◆ **DEINE AUFGABEN**
- A) Fasse im Spielbericht über das 0:5 des FC Augsburg den Absatz, der mit „Eigentlich stellt sich Schmidt“ beginnt, kürzer zusammen und behalte dabei die wichtigsten Fakten bei.
- B) Gib die Zeilen der Datensätze vom Anfang bis einschließlich der Zeile mit „arrow-head-icon xyxy=(386,604,414,628)“ noch einmal aus. Tausche darin „arrow-line“ gegen „connector-line“ und lass alles andere unverändert.

◆ **ANGEZEIGTER TEXT**
···

Schmidt sieht beim FCA ein Mentalitätsproblem
Die Augsburger fallen beim desaströsen 0:5 bei Eintracht Frankfurt in der zweiten Halbzeit völlig in sich zusammen. Der Coach spricht von einem Debakel und fordert eine Reaktion der Mannschaft
Frankfurt am Main Stefan Reuter marschiert davon. Der Manager des FC Augsburg hat sich noch die Pressekonferenz vom Rand aus angesehen. Dann hatte er genug. Diesmal keine Antworten. Ohne Kommentar verschwindet er in die Nacht nach dem 0:5-Debakel seines FCA in Frankfurt. Martin Schmidt sitzt derweil mit verschränkten Armen da. Mit grimmiger Miene schaut er auf das Blatt mit den Statistiken, während sein Frankfurter Kollege Adi Hütter wenige Meter neben ihm von einem starken Spiel schwärmt. Schmidt dagegen ist deutlich anzusehen, wie enttäuscht er ist. „Eine Katastrophe“, hat der FCA-Trainer gesehen. Eine zweite Halbzeit, die Folgen haben muss.
Eigentlich stellt sich Schmidt immer vor seine Mannschaft. Verteidigt sie, auch wenn es nicht gut läuft. Diesmal aber findet der Schweizer klare Worte. „Die zweite Halbzeit war nicht ligatauglich“, sagt er. Nun gehe es darum, schnellstmöglich wieder die Form des Herbstes oder zumindest vom Sieg gegen Werder Bremen zu finden. Denn sicher darf sich beim FCA niemand fühlen. In der zweiten Halbzeit habe man bei kaum einem Spieler gemerkt, worum es weiter wirklich geht: Um den Klassenerhalt. Nachlässigkeit habe er festgestellt, auf vielen Ebenen. Fahrlässig seien seine Spieler gewesen, mit der falschen Einstellung. Vielleicht schon zu zufrieden nach dem Sieg gegen Bremen, zu sorglos. Dabei sollte klar sein: 26 Punkte werden nicht reichen. Jetzt stehe man da, wo man eigentlich nicht stehen wollte. Wieder unter Druck, wieder mitten im Kampf gegen den Abstieg. „Bei jedem Spieler war nach der Pause der Stecker gezogen“, sagt Schmidt.

···

[Auszug aus einem Datensatz]
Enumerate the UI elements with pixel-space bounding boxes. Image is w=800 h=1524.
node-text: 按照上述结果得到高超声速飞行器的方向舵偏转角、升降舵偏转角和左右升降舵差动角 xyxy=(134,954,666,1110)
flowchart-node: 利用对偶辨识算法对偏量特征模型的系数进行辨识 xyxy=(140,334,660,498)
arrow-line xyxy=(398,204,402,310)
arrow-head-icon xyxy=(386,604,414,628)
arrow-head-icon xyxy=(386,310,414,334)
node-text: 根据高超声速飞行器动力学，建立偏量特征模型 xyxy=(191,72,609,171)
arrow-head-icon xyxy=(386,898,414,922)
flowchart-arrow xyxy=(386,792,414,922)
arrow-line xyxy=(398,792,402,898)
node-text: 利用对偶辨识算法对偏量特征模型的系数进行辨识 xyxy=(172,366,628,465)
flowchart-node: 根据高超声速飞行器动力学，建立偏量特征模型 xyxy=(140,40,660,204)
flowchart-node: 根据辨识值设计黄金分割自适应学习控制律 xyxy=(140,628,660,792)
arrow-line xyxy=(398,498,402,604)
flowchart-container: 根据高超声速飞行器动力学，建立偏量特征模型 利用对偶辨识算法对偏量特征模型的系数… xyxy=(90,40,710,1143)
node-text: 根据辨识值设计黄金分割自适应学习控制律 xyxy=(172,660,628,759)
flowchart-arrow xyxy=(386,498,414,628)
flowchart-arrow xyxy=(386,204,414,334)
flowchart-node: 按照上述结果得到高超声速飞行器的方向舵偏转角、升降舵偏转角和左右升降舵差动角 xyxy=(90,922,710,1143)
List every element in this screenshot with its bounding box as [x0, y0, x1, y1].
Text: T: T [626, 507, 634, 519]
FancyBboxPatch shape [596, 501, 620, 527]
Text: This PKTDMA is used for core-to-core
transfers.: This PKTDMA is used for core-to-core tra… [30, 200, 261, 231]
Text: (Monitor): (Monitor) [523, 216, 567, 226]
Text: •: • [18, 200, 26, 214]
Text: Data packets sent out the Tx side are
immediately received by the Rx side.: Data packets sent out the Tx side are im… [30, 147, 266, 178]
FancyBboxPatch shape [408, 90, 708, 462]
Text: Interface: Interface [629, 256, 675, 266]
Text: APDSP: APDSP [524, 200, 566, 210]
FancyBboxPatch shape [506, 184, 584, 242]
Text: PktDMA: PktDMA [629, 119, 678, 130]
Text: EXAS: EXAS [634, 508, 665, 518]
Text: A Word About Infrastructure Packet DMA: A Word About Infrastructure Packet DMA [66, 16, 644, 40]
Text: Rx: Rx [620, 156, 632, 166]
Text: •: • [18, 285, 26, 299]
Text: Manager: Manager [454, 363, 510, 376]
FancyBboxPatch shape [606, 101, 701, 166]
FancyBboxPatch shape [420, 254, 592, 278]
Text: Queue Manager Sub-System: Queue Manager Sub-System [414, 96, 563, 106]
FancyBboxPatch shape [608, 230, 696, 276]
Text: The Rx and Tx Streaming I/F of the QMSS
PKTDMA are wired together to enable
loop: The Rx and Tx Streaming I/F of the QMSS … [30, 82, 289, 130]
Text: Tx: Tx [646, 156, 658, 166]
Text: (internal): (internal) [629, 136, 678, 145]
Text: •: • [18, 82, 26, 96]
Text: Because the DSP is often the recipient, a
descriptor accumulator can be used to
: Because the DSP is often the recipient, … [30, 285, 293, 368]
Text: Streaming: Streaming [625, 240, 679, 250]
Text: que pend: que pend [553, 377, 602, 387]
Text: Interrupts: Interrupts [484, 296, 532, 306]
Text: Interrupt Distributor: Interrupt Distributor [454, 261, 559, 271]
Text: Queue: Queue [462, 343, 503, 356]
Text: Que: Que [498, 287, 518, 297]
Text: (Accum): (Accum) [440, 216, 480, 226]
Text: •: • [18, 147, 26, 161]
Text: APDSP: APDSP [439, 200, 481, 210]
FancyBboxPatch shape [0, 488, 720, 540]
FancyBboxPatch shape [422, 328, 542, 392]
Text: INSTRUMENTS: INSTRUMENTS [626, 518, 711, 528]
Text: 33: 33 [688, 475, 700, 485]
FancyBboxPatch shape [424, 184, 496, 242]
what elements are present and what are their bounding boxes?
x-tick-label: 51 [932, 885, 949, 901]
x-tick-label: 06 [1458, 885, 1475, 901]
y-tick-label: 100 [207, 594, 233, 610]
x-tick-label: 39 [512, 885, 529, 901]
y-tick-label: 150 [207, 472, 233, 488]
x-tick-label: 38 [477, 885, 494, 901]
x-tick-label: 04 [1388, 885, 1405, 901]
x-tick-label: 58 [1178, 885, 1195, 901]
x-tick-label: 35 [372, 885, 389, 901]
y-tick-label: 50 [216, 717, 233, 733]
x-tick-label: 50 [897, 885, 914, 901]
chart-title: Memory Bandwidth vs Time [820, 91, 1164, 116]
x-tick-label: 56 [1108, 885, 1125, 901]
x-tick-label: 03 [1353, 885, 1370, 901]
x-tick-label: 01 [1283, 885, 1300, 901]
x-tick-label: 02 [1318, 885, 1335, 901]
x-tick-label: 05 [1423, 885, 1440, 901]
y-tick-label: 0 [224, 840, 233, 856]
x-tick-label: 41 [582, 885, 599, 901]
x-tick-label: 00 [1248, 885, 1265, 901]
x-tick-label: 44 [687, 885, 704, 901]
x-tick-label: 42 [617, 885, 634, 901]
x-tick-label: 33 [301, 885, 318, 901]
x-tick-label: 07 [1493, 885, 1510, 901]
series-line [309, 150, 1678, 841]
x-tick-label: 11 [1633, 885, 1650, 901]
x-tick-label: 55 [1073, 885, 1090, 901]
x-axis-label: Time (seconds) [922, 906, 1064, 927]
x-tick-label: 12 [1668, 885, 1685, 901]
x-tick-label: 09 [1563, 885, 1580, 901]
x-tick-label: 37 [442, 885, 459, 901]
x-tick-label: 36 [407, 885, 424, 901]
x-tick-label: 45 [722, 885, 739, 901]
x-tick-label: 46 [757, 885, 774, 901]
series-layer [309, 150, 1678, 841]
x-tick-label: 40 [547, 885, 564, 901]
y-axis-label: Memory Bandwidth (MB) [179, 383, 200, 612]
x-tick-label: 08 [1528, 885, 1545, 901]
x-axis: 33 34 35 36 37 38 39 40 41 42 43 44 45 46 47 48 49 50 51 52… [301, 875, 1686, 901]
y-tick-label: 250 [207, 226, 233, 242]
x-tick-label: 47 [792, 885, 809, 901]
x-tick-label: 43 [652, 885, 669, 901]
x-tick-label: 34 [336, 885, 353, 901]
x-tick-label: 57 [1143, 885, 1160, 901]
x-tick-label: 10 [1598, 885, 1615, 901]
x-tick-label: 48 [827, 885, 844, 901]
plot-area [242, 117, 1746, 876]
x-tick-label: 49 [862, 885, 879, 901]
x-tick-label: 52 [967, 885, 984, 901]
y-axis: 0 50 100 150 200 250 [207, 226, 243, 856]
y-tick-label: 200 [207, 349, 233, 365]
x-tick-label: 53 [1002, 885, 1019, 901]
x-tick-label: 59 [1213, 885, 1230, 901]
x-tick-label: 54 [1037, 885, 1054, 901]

···

◆ **DIE LÖSUNGEN**
- A) Sonst verteidigt Schmidt seine Mannschaft, diesmal aber findet er klare Worte: Die zweite Halbzeit sei „nicht ligatauglich“ gewesen. Der FCA müsse schnell wieder zur Form des Herbstes oder zumindest zu der vom Sieg gegen Werder Bremen finden, denn niemand dürfe sich sicher fühlen. Nach der Pause habe kaum ein Spieler gezeigt, dass es um den Klassenerhalt geht. Schmidt sah Nachlässigkeit, Fahrlässigkeit und eine falsche Einstellung, vielleicht zu viel Zufriedenheit nach dem Sieg gegen Bremen. 26 Punkte reichen nicht, die Mannschaft steckt wieder mitten im Abstiegskampf. „Bei jedem Spieler war nach der Pause der Stecker gezogen“, sagt Schmidt.

- B)
Enumerate the UI elements with pixel-space bounding boxes. Image is w=800 h=1524.
node-text: 按照上述结果得到高超声速飞行器的方向舵偏转角、升降舵偏转角和左右升降舵差动角 xyxy=(134,954,666,1110)
flowchart-node: 利用对偶辨识算法对偏量特征模型的系数进行辨识 xyxy=(140,334,660,498)
connector-line xyxy=(398,204,402,310)
arrow-head-icon xyxy=(386,604,414,628)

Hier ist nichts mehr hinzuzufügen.